• [Exercise description]:
Copy out each of the entries below word for word, keeping every line as it appears.

-- BEGIN The records --

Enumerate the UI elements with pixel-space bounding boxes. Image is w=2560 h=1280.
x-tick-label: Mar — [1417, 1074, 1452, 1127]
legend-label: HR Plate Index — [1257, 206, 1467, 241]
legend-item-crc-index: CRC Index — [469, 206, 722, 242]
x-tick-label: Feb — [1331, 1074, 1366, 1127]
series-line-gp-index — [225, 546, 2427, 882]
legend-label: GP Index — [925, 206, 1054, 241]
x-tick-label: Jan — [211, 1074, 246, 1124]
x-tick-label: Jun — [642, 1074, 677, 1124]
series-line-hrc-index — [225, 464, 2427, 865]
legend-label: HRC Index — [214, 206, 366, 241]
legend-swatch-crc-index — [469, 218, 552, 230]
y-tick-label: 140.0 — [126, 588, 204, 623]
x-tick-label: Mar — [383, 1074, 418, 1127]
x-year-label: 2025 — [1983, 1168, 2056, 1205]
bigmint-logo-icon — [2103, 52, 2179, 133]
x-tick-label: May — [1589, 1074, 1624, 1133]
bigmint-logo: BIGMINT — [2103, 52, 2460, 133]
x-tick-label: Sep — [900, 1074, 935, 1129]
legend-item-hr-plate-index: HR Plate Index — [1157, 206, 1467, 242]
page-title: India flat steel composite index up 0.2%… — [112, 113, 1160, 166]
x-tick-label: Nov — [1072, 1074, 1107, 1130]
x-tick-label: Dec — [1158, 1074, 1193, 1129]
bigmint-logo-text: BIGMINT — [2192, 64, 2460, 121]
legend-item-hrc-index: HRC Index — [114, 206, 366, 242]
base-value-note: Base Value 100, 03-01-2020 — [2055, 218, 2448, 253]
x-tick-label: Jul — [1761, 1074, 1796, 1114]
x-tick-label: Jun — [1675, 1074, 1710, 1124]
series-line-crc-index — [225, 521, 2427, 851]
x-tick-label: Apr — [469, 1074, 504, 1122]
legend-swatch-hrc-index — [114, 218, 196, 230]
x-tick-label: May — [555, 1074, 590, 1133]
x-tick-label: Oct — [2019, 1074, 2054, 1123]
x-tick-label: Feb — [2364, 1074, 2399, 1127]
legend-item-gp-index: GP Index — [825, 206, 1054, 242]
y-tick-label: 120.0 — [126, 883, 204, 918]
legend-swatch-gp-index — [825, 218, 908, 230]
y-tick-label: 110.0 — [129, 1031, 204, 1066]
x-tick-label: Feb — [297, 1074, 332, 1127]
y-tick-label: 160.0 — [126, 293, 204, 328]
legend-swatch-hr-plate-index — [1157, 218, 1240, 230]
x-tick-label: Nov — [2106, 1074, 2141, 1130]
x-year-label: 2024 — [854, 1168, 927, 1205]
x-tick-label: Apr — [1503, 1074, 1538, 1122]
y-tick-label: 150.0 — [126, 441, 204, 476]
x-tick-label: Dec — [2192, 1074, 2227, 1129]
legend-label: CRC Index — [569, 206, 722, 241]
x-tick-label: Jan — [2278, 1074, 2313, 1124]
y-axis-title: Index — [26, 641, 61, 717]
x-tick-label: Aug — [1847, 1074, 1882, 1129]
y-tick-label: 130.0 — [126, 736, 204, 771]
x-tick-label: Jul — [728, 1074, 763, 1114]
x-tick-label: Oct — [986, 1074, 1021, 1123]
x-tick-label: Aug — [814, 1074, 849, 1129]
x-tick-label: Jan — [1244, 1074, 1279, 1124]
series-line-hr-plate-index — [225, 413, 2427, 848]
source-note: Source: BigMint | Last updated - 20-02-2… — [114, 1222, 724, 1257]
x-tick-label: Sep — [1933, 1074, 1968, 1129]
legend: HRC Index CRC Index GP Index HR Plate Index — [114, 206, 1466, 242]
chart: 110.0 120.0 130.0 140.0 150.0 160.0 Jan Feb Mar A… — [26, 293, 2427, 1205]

-- END The records --

• [Solved exercise]:
Enumerate the UI elements with pixel-space bounding boxes. Image is w=2560 h=1280.
x-tick-label: Mar — [1417, 1074, 1452, 1127]
legend-label: HR Plate Index — [1257, 206, 1467, 241]
legend-item-crc-index: CRC Index — [469, 206, 722, 242]
x-tick-label: Feb — [1331, 1074, 1366, 1127]
series-line-gp-index — [225, 546, 2427, 882]
legend-label: GP Index — [925, 206, 1054, 241]
x-tick-label: Jan — [211, 1074, 246, 1124]
x-tick-label: Jun — [642, 1074, 677, 1124]
series-line-hrc-index — [225, 464, 2427, 865]
legend-label: HRC Index — [214, 206, 366, 241]
legend-swatch-crc-index — [469, 218, 552, 230]
y-tick-label: 140.0 — [126, 588, 204, 623]
x-tick-label: Mar — [383, 1074, 418, 1127]
x-year-label: 2025 — [1983, 1168, 2056, 1205]
bigmint-logo-icon — [2103, 52, 2179, 133]
x-tick-label: May — [1589, 1074, 1624, 1133]
bigmint-logo: BIGMINT — [2103, 52, 2460, 133]
x-tick-label: Sep — [900, 1074, 935, 1129]
legend-item-hr-plate-index: HR Plate Index — [1157, 206, 1467, 242]
page-title: India flat steel composite index up 0.2%… — [112, 113, 1160, 166]
x-tick-label: Nov — [1072, 1074, 1107, 1130]
x-tick-label: Dec — [1158, 1074, 1193, 1129]
bigmint-logo-text: BIGMINT — [2192, 64, 2460, 121]
legend-item-hrc-index: HRC Index — [114, 206, 366, 242]
base-value-note: Base Value 100, 03-01-2020 — [2055, 218, 2448, 253]
x-tick-label: Jul — [1761, 1074, 1796, 1114]
x-tick-label: Jun — [1675, 1074, 1710, 1124]
series-line-crc-index — [225, 521, 2427, 851]
x-tick-label: Apr — [469, 1074, 504, 1122]
legend-swatch-hrc-index — [114, 218, 196, 230]
x-tick-label: May — [555, 1074, 590, 1133]
x-tick-label: Oct — [2019, 1074, 2054, 1123]
x-tick-label: Feb — [2364, 1074, 2399, 1127]
legend-item-gp-index: GP Index — [825, 206, 1054, 242]
y-tick-label: 120.0 — [126, 883, 204, 918]
legend-swatch-gp-index — [825, 218, 908, 230]
y-tick-label: 110.0 — [129, 1031, 204, 1066]
x-tick-label: Feb — [297, 1074, 332, 1127]
y-tick-label: 160.0 — [126, 293, 204, 328]
legend-swatch-hr-plate-index — [1157, 218, 1240, 230]
x-tick-label: Nov — [2106, 1074, 2141, 1130]
x-year-label: 2024 — [854, 1168, 927, 1205]
x-tick-label: Apr — [1503, 1074, 1538, 1122]
y-tick-label: 150.0 — [126, 441, 204, 476]
x-tick-label: Dec — [2192, 1074, 2227, 1129]
legend-label: CRC Index — [569, 206, 722, 241]
x-tick-label: Jan — [2278, 1074, 2313, 1124]
y-axis-title: Index — [26, 641, 61, 717]
x-tick-label: Aug — [1847, 1074, 1882, 1129]
y-tick-label: 130.0 — [126, 736, 204, 771]
x-tick-label: Jul — [728, 1074, 763, 1114]
x-tick-label: Oct — [986, 1074, 1021, 1123]
x-tick-label: Aug — [814, 1074, 849, 1129]
x-tick-label: Jan — [1244, 1074, 1279, 1124]
series-line-hr-plate-index — [225, 413, 2427, 848]
source-note: Source: BigMint | Last updated - 20-02-2… — [114, 1222, 724, 1257]
x-tick-label: Sep — [1933, 1074, 1968, 1129]
legend: HRC Index CRC Index GP Index HR Plate Index — [114, 206, 1466, 242]
chart: 110.0 120.0 130.0 140.0 150.0 160.0 Jan Feb Mar A… — [26, 293, 2427, 1205]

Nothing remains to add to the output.